What the task requires:
Please quote the material exactly, every line of it.

Record list:

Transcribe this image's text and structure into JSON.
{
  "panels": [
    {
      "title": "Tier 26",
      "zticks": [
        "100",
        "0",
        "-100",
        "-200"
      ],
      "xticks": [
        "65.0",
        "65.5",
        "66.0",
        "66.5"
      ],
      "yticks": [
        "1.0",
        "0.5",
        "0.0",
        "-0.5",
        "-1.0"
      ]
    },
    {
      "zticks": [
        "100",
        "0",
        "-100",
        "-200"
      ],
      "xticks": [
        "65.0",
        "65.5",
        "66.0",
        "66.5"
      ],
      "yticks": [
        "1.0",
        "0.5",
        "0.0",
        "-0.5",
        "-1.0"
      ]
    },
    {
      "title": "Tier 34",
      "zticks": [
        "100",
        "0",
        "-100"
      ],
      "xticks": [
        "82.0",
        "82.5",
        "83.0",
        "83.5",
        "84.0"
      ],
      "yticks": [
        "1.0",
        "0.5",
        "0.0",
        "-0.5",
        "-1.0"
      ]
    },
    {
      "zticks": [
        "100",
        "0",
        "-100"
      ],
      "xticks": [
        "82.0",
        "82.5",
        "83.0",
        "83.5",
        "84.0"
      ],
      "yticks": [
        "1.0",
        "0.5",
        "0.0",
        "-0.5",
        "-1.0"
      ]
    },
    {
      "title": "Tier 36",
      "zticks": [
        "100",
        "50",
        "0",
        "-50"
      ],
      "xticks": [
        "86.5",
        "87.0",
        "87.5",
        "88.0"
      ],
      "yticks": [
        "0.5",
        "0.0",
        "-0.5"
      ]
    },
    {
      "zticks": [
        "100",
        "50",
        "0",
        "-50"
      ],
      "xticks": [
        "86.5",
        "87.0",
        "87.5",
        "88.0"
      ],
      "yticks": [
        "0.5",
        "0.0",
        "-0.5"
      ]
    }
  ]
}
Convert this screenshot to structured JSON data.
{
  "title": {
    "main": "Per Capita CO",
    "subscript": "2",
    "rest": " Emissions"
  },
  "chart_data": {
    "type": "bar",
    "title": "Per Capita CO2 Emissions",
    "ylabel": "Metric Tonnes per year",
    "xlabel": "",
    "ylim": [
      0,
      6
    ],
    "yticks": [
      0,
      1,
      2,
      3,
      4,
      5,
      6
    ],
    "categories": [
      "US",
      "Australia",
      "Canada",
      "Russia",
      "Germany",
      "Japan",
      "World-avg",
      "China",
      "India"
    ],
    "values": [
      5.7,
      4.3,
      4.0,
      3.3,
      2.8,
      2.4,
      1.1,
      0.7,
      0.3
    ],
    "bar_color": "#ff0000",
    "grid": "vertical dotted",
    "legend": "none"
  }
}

Response below:
Transcribe this image's text and structure into JSON.
{
  "panels": [
    {
      "title": "Tier 26",
      "zticks": [
        "100",
        "0",
        "-100",
        "-200"
      ],
      "xticks": [
        "65.0",
        "65.5",
        "66.0",
        "66.5"
      ],
      "yticks": [
        "1.0",
        "0.5",
        "0.0",
        "-0.5",
        "-1.0"
      ]
    },
    {
      "zticks": [
        "100",
        "0",
        "-100",
        "-200"
      ],
      "xticks": [
        "65.0",
        "65.5",
        "66.0",
        "66.5"
      ],
      "yticks": [
        "1.0",
        "0.5",
        "0.0",
        "-0.5",
        "-1.0"
      ]
    },
    {
      "title": "Tier 34",
      "zticks": [
        "100",
        "0",
        "-100"
      ],
      "xticks": [
        "82.0",
        "82.5",
        "83.0",
        "83.5",
        "84.0"
      ],
      "yticks": [
        "1.0",
        "0.5",
        "0.0",
        "-0.5",
        "-1.0"
      ]
    },
    {
      "zticks": [
        "100",
        "0",
        "-100"
      ],
      "xticks": [
        "82.0",
        "82.5",
        "83.0",
        "83.5",
        "84.0"
      ],
      "yticks": [
        "1.0",
        "0.5",
        "0.0",
        "-0.5",
        "-1.0"
      ]
    },
    {
      "title": "Tier 36",
      "zticks": [
        "100",
        "50",
        "0",
        "-50"
      ],
      "xticks": [
        "86.5",
        "87.0",
        "87.5",
        "88.0"
      ],
      "yticks": [
        "0.5",
        "0.0",
        "-0.5"
      ]
    },
    {
      "zticks": [
        "100",
        "50",
        "0",
        "-50"
      ],
      "xticks": [
        "86.5",
        "87.0",
        "87.5",
        "88.0"
      ],
      "yticks": [
        "0.5",
        "0.0",
        "-0.5"
      ]
    }
  ]
}
Convert this screenshot to structured JSON data.
{
  "title": {
    "main": "Per Capita CO",
    "subscript": "2",
    "rest": " Emissions"
  },
  "chart_data": {
    "type": "bar",
    "title": "Per Capita CO2 Emissions",
    "ylabel": "Metric Tonnes per year",
    "xlabel": "",
    "ylim": [
      0,
      6
    ],
    "yticks": [
      0,
      1,
      2,
      3,
      4,
      5,
      6
    ],
    "categories": [
      "US",
      "Australia",
      "Canada",
      "Russia",
      "Germany",
      "Japan",
      "World-avg",
      "China",
      "India"
    ],
    "values": [
      5.7,
      4.3,
      4.0,
      3.3,
      2.8,
      2.4,
      1.1,
      0.7,
      0.3
    ],
    "bar_color": "#ff0000",
    "grid": "vertical dotted",
    "legend": "none"
  }
}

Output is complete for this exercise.